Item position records
········
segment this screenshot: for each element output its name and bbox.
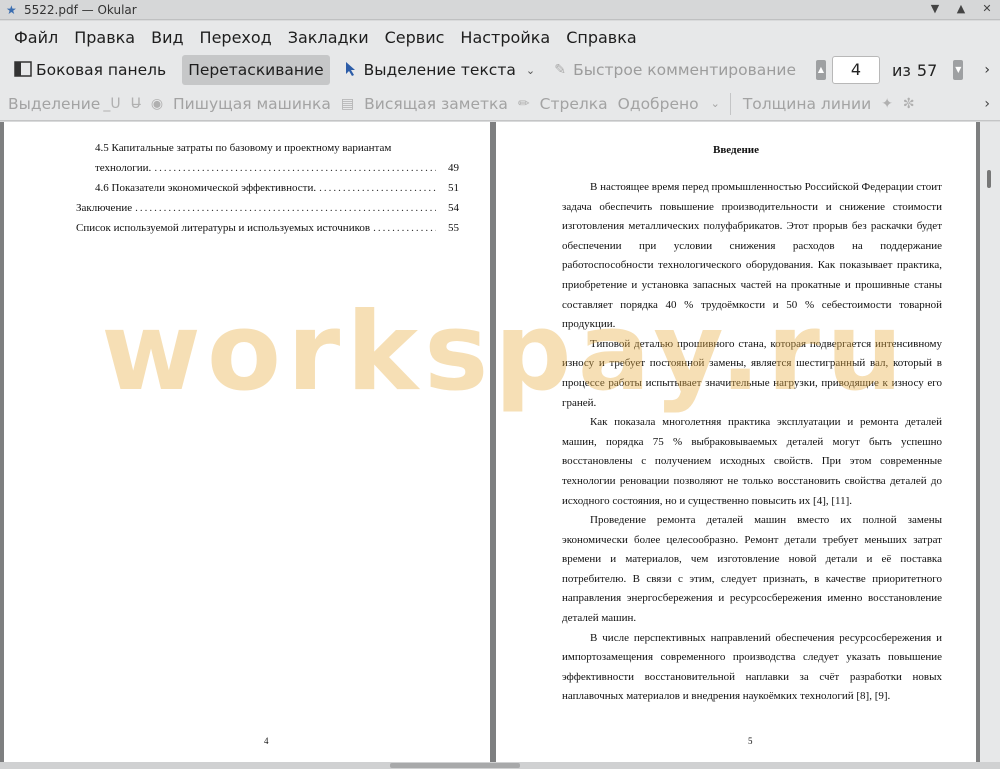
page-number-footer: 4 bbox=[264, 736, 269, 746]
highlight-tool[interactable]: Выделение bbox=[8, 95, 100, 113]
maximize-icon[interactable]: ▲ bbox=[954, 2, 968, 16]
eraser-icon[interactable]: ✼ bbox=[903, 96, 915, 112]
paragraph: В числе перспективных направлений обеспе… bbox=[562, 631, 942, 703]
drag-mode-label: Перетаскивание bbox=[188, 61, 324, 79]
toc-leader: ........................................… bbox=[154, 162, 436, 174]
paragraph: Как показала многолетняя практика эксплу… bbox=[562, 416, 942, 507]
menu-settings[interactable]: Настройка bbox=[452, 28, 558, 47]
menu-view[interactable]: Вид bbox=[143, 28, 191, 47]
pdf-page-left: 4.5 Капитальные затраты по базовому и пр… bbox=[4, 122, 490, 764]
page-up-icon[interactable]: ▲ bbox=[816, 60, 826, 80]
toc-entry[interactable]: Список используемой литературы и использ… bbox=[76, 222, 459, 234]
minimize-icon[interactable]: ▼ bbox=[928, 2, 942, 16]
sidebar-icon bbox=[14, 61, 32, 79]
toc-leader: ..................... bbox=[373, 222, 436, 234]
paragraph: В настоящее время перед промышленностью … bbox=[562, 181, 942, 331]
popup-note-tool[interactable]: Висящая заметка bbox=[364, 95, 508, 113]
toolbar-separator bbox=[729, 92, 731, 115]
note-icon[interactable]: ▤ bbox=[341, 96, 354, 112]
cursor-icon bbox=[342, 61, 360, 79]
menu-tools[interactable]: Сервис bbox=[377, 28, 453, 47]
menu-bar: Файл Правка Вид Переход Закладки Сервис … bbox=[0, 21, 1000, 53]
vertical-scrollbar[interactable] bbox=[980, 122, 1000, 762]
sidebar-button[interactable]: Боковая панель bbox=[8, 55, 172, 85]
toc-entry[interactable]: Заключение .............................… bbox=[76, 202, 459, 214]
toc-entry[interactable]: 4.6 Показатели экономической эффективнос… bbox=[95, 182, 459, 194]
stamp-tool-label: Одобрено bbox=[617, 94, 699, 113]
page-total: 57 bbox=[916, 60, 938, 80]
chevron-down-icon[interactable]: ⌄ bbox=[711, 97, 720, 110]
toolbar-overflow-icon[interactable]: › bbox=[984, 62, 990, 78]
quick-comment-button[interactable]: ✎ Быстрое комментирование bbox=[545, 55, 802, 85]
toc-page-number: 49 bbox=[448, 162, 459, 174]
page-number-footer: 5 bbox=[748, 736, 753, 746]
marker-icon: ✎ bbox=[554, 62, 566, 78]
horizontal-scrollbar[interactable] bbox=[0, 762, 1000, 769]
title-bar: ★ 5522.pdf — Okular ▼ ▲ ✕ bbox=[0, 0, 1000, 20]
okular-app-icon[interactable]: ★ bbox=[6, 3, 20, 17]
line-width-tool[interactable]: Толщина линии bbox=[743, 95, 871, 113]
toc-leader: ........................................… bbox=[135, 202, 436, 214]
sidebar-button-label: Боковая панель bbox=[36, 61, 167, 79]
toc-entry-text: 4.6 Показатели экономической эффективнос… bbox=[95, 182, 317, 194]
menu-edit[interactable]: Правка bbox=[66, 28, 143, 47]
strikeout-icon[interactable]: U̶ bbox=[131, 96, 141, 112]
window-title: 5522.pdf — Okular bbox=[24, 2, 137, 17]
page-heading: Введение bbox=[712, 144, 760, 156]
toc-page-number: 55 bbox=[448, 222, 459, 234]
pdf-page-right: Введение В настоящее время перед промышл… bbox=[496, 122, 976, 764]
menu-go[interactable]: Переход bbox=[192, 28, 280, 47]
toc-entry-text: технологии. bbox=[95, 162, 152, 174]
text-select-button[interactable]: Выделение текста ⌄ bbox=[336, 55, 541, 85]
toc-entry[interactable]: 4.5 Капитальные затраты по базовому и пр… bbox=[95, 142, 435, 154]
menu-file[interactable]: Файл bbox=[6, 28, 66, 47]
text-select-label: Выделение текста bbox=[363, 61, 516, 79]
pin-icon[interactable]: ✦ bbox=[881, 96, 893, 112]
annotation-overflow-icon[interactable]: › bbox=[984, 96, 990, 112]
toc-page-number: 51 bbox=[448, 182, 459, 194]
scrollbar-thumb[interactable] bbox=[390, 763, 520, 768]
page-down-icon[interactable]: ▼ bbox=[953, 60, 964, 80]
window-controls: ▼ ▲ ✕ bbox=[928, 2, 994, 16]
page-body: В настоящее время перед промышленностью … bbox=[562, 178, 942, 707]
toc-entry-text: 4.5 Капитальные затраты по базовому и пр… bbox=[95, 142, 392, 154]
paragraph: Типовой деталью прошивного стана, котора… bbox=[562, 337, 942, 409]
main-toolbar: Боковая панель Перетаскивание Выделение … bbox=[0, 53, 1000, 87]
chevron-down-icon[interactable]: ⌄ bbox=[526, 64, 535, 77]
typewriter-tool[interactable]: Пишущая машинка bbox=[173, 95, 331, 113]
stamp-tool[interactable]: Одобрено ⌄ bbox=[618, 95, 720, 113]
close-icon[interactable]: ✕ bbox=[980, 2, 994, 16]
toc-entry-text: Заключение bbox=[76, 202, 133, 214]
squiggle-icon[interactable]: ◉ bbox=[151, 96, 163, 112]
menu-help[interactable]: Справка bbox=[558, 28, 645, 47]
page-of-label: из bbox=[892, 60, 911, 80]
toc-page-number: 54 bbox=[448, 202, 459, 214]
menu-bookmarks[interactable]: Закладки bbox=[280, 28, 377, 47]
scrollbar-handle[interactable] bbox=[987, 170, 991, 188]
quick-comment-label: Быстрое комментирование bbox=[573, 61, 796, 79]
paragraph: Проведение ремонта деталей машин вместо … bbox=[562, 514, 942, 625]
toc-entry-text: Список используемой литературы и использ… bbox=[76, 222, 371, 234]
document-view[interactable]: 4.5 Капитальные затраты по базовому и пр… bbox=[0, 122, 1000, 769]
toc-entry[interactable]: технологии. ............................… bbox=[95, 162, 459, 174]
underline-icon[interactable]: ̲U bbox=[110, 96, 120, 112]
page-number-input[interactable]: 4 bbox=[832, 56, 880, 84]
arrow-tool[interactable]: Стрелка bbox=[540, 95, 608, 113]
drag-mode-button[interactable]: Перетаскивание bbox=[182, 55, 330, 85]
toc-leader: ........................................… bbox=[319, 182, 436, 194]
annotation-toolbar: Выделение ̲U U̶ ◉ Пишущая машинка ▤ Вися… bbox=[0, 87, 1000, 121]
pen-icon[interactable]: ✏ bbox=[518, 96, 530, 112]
········
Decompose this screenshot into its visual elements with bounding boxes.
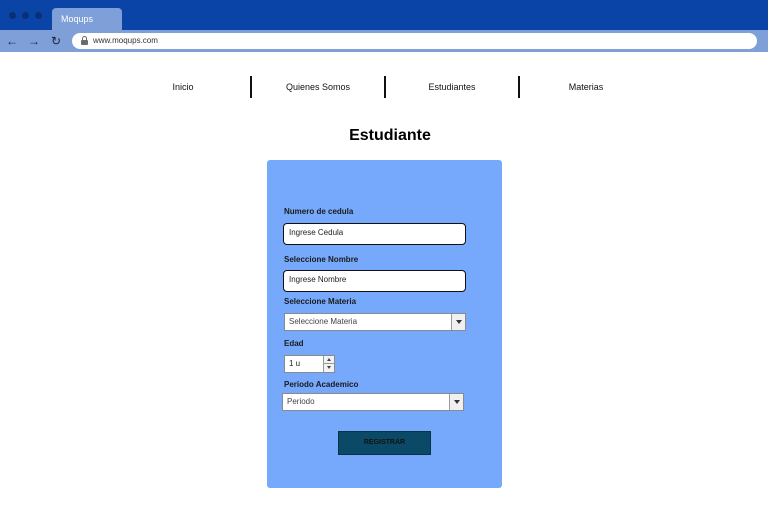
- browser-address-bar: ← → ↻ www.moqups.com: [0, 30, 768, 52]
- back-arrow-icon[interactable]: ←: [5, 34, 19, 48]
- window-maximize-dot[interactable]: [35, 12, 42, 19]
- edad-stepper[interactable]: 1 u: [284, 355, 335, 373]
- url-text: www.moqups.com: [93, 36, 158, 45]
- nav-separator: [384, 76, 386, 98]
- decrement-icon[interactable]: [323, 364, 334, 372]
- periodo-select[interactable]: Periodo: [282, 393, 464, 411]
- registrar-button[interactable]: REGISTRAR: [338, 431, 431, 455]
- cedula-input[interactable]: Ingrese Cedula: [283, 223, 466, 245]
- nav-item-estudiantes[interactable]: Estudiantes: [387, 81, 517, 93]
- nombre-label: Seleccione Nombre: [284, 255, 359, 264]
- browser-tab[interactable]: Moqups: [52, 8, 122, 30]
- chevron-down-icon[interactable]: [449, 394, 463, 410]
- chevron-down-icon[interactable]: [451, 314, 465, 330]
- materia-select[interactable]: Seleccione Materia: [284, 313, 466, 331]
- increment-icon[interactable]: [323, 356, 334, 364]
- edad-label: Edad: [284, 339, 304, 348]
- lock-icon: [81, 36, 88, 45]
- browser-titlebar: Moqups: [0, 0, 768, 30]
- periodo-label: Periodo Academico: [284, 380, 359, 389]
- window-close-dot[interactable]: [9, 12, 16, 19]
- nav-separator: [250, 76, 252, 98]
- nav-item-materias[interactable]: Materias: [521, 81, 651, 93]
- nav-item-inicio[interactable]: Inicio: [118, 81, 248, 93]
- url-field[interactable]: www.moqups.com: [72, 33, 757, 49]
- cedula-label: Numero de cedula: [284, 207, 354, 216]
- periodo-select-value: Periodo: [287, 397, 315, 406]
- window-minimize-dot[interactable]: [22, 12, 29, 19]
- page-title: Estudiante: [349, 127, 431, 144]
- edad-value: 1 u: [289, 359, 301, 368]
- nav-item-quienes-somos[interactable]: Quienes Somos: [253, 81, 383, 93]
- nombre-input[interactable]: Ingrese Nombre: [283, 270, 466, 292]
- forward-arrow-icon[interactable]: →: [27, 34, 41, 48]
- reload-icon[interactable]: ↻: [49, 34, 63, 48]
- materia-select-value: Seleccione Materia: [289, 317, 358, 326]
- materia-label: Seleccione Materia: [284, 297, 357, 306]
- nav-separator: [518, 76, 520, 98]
········
■ **Instruction**
Can you copy out, character for character, every line from the one containing "- browser-address-bar: ←" down to the one containing "- browser-tab[interactable]: Moqups: [52, 8, 122, 30]", with both of those lines included?

■ **Task response**
- browser-address-bar: ← → ↻ www.moqups.com: [0, 30, 768, 52]
- back-arrow-icon[interactable]: ←: [5, 34, 19, 48]
- window-maximize-dot[interactable]: [35, 12, 42, 19]
- edad-stepper[interactable]: 1 u: [284, 355, 335, 373]
- url-text: www.moqups.com: [93, 36, 158, 45]
- nav-separator: [384, 76, 386, 98]
- decrement-icon[interactable]: [323, 364, 334, 372]
- periodo-select[interactable]: Periodo: [282, 393, 464, 411]
- registrar-button[interactable]: REGISTRAR: [338, 431, 431, 455]
- cedula-input[interactable]: Ingrese Cedula: [283, 223, 466, 245]
- nav-item-estudiantes[interactable]: Estudiantes: [387, 81, 517, 93]
- nombre-label: Seleccione Nombre: [284, 255, 359, 264]
- browser-tab[interactable]: Moqups: [52, 8, 122, 30]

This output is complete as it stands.